=== WORK REQUIRED ===
Pick out each line containing the string "Value".

=== DATA IN THIS EXERCISE ===
####
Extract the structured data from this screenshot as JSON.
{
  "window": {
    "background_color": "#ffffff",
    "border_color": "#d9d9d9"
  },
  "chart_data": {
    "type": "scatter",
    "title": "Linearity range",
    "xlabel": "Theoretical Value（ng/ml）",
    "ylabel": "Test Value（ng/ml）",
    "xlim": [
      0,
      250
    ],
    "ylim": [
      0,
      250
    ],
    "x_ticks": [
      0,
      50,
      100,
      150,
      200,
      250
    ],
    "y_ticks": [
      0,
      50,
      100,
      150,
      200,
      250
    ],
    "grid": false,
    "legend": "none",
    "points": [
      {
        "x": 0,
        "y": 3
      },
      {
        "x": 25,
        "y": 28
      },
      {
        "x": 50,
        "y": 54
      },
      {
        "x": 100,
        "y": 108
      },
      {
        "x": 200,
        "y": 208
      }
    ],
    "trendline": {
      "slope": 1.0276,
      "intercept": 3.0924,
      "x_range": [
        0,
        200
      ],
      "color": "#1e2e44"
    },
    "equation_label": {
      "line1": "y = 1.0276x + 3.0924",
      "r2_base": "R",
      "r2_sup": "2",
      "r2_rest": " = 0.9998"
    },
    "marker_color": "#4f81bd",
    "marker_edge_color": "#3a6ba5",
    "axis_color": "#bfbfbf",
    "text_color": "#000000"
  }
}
####
=== TASK OUTPUT ===
    "xlabel": "Theoretical Value（ng/ml）",
    "ylabel": "Test Value（ng/ml）",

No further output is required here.